__WHAT YOU SHOULD DO__:
Where a line below holds the string "bars", copy that line.

########

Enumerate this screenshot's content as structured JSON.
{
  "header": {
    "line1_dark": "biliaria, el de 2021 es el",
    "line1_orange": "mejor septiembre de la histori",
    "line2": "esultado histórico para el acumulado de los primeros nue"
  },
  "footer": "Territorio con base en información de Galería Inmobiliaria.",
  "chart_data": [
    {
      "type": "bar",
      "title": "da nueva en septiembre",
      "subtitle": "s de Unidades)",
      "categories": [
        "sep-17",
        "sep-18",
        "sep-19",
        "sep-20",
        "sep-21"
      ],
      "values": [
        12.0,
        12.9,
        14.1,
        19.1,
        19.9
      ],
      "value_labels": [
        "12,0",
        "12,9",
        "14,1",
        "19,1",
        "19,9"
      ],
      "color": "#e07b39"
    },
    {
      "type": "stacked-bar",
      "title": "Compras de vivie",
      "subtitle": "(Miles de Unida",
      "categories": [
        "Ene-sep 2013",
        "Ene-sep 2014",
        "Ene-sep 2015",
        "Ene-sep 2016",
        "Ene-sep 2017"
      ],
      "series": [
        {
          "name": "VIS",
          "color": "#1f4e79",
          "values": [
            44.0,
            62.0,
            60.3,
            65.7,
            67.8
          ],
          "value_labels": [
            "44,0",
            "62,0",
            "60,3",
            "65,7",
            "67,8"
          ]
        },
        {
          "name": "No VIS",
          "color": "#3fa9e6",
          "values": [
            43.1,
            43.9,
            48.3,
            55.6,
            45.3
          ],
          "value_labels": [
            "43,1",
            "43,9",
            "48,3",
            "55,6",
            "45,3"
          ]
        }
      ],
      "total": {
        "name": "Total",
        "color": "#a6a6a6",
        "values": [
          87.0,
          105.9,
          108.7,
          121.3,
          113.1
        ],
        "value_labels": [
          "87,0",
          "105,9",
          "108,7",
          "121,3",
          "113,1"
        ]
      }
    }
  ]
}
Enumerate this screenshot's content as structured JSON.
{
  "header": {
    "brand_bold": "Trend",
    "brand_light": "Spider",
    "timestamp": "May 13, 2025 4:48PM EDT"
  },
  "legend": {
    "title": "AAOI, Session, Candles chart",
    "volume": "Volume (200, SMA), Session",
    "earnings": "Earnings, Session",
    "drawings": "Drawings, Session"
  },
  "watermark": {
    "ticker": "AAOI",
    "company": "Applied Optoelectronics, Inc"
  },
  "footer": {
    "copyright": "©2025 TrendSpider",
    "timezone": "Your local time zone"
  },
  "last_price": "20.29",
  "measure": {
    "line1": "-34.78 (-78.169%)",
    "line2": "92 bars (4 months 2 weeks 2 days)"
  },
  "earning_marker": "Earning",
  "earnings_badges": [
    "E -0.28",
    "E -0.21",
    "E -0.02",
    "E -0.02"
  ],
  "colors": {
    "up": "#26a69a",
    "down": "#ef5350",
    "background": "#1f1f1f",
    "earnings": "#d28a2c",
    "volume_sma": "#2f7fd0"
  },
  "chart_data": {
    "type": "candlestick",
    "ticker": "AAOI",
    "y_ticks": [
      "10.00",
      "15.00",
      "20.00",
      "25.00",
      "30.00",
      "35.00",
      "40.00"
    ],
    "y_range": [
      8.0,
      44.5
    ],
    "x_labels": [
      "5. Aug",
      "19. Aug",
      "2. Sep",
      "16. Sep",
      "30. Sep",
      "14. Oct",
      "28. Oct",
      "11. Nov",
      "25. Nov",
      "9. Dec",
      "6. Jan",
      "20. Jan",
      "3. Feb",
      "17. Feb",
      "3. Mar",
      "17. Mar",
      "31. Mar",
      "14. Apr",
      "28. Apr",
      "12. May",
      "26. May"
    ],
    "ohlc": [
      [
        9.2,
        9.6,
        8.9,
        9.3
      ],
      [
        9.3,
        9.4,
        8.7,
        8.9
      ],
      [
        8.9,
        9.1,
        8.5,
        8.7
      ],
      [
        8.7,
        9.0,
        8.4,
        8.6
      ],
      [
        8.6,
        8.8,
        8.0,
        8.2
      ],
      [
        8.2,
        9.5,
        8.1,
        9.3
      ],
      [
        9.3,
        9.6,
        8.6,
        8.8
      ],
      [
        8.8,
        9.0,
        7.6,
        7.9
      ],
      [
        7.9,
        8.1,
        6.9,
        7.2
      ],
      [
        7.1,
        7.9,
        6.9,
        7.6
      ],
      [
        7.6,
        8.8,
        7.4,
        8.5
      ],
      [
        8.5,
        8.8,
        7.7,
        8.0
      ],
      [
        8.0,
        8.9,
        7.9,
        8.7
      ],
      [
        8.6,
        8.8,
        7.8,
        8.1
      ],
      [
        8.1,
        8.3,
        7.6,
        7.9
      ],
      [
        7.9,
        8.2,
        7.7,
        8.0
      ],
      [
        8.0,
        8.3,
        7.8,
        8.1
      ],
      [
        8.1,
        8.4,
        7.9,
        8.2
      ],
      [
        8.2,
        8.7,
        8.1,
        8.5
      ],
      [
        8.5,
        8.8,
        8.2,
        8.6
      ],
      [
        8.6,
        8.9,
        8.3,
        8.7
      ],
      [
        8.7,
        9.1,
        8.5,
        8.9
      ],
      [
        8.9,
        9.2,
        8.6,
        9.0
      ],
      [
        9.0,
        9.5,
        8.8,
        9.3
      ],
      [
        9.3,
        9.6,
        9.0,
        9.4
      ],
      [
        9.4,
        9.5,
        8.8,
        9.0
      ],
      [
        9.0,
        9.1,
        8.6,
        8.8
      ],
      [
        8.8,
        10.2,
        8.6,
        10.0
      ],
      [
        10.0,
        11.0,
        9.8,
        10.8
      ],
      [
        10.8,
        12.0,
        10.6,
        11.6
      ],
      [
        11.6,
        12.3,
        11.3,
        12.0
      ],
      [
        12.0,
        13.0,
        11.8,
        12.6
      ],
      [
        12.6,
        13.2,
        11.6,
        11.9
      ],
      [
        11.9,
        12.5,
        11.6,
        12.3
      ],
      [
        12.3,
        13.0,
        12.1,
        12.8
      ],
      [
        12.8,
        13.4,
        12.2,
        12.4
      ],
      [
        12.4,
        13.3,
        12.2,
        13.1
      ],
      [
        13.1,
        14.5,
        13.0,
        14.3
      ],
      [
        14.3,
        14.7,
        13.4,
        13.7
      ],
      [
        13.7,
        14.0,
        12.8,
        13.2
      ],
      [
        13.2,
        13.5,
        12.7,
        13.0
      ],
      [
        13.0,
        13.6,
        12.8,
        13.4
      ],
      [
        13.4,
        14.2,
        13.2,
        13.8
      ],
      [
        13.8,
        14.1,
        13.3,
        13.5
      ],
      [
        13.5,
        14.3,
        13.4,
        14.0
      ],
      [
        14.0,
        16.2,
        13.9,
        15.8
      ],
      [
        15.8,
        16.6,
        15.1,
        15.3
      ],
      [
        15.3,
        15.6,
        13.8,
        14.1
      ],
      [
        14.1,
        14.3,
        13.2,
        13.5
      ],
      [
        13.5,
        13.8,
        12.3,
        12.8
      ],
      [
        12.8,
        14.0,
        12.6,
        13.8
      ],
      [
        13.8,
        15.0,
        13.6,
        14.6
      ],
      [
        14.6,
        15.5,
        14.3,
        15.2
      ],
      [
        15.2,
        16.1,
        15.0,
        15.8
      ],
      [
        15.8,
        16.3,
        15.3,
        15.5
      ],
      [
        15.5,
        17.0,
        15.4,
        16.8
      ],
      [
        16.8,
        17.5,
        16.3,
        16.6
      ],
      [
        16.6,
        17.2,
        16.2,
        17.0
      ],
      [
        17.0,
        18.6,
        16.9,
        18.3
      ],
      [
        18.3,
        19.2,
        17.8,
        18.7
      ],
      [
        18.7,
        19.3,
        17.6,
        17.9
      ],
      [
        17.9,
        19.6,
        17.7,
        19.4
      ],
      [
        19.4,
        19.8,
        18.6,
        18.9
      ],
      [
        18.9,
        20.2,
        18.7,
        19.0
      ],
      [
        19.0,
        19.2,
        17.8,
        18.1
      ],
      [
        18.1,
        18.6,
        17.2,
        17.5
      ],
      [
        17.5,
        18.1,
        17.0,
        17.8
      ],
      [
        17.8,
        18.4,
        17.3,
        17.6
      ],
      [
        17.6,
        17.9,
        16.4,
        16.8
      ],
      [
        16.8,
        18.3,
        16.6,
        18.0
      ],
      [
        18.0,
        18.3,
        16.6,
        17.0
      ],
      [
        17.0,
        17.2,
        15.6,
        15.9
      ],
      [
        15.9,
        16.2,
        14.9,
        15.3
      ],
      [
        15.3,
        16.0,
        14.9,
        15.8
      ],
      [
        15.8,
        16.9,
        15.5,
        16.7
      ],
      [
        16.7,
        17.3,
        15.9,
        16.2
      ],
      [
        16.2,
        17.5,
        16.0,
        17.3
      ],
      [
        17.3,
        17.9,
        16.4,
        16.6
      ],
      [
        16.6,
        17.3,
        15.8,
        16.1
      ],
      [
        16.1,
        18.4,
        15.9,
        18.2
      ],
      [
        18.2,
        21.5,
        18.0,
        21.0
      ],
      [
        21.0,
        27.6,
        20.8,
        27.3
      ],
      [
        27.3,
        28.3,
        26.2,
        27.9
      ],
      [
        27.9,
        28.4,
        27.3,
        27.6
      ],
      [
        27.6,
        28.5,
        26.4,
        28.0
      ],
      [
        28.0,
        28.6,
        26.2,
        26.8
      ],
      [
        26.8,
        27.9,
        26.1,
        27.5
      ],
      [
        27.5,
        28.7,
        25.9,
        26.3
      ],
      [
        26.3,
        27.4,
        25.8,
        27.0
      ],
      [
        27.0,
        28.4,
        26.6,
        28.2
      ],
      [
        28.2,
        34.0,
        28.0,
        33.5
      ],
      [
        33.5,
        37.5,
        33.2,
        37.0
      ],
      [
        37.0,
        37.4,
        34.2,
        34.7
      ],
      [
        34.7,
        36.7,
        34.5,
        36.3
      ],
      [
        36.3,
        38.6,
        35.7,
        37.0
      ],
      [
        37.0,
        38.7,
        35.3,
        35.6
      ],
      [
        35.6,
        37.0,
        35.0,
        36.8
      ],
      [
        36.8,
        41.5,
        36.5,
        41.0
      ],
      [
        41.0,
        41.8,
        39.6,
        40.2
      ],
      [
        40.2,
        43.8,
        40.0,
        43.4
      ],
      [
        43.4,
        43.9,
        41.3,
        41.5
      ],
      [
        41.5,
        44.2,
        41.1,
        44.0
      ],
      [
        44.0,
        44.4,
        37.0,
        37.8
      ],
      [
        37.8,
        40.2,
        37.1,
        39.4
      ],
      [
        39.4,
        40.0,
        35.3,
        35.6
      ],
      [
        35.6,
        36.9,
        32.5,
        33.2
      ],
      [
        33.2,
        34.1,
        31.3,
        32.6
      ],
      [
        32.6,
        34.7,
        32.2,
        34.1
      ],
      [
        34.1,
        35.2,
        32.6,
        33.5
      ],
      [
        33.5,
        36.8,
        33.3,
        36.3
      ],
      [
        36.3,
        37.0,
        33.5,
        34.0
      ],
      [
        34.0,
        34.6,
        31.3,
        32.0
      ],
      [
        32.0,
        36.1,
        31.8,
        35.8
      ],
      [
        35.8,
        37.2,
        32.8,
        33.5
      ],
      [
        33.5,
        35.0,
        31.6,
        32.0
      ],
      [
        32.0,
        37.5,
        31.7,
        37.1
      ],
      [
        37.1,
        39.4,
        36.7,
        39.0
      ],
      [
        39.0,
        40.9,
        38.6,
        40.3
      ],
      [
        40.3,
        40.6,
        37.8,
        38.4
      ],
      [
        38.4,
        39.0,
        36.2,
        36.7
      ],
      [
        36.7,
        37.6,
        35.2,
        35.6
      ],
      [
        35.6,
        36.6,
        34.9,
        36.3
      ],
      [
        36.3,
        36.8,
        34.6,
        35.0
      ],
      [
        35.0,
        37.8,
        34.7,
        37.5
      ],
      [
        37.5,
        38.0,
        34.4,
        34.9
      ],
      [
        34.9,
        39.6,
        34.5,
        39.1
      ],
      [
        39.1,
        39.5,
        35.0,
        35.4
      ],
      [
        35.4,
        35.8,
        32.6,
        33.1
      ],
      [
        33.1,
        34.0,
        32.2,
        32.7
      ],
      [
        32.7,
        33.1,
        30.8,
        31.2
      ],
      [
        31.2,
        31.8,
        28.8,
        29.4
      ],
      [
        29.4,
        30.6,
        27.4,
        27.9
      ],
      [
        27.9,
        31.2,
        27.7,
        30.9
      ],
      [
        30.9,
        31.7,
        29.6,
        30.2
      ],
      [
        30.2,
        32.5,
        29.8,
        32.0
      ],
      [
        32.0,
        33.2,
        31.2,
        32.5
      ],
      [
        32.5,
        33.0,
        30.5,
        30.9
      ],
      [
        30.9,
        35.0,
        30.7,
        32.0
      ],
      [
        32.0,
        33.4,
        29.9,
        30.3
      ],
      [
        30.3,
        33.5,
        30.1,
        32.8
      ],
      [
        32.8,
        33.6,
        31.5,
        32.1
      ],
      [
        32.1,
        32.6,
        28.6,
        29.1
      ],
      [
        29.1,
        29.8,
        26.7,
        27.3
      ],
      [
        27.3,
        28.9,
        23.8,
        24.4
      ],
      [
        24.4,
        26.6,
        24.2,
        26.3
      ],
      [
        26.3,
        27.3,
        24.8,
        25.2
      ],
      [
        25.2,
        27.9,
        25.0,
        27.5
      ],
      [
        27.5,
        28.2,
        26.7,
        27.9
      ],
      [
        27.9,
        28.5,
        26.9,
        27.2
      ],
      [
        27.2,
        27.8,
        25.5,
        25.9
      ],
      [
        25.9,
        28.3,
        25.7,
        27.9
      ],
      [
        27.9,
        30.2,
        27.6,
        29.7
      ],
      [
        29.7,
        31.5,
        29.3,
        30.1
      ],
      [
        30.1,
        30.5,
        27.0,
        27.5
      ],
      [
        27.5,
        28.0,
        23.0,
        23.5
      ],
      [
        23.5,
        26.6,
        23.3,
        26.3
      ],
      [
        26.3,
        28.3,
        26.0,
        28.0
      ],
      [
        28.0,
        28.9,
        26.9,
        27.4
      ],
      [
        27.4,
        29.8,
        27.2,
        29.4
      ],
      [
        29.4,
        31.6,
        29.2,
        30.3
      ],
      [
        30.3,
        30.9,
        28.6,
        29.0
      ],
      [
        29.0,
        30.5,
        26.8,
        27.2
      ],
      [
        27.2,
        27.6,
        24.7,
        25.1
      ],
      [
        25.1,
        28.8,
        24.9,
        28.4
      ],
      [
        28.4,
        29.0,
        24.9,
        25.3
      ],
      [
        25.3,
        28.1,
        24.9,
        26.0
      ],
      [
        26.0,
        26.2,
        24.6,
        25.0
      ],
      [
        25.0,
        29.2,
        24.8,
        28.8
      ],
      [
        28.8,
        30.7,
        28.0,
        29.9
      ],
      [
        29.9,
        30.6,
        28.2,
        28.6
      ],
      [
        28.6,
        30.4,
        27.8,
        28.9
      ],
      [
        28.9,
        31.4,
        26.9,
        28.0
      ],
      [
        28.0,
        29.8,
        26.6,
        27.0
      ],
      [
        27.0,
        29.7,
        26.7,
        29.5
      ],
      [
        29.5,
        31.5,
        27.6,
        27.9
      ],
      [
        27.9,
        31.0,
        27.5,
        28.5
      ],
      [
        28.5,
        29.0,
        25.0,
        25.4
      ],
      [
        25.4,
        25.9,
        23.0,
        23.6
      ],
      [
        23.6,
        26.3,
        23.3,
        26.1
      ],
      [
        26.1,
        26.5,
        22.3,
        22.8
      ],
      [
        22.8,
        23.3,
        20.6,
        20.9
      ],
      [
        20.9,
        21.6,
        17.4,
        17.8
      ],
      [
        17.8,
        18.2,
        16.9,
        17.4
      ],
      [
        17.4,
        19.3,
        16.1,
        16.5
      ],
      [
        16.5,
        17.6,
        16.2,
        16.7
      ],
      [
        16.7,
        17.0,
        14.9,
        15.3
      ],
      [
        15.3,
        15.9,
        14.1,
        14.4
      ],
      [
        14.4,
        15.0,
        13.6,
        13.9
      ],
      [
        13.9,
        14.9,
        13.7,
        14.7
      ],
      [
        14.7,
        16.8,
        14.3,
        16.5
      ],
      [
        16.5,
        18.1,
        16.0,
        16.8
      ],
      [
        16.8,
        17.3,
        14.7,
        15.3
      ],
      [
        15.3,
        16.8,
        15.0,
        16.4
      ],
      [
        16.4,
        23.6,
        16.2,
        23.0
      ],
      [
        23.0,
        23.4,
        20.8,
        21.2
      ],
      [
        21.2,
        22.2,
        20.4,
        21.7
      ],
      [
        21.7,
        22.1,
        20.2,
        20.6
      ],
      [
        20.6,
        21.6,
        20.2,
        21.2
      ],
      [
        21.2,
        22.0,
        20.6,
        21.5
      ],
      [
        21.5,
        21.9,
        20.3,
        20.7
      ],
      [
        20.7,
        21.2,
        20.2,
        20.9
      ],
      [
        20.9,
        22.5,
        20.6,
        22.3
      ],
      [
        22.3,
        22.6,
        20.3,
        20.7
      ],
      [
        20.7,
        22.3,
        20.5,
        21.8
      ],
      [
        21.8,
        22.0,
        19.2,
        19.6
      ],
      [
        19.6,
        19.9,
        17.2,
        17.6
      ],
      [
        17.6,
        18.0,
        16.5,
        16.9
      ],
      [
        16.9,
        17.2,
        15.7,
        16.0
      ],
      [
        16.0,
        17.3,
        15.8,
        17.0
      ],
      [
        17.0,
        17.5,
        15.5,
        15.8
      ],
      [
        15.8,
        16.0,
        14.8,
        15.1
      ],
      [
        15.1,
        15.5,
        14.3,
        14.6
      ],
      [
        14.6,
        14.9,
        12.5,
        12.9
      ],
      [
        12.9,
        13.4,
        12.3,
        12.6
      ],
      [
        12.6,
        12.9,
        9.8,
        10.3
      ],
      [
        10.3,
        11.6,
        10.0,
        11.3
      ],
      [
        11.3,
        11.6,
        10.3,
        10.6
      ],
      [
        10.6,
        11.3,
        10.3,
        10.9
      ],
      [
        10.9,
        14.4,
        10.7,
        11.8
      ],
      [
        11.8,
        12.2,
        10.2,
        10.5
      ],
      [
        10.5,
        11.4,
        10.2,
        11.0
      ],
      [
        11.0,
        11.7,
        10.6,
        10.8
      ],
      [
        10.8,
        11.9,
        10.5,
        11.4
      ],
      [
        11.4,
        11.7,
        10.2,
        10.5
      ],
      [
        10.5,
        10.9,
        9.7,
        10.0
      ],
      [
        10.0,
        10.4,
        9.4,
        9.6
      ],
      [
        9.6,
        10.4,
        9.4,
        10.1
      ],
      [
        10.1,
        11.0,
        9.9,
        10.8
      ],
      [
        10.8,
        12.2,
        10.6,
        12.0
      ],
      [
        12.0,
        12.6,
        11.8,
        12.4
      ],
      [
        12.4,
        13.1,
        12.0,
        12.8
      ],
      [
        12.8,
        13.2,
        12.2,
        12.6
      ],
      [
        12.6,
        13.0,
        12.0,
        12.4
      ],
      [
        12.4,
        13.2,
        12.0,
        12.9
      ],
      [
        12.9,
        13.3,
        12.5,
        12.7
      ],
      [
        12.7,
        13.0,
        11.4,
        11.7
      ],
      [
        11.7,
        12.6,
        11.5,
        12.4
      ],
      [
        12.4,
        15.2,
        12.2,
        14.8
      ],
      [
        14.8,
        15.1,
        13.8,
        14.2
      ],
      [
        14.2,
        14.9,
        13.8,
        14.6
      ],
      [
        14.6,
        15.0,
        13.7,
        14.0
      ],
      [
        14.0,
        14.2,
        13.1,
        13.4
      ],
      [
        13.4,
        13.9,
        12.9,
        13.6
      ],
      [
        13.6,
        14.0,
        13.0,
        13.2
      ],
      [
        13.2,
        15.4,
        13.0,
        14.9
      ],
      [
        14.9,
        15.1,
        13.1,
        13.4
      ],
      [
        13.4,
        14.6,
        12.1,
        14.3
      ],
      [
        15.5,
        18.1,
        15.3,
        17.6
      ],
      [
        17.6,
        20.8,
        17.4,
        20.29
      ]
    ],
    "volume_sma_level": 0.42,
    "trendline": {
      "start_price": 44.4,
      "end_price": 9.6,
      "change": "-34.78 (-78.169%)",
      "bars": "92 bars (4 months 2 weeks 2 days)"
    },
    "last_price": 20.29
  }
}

########

__ANSWER BELOW__:
    "line2": "92 bars (4 months 2 weeks 2 days)"
      "bars": "92 bars (4 months 2 weeks 2 days)"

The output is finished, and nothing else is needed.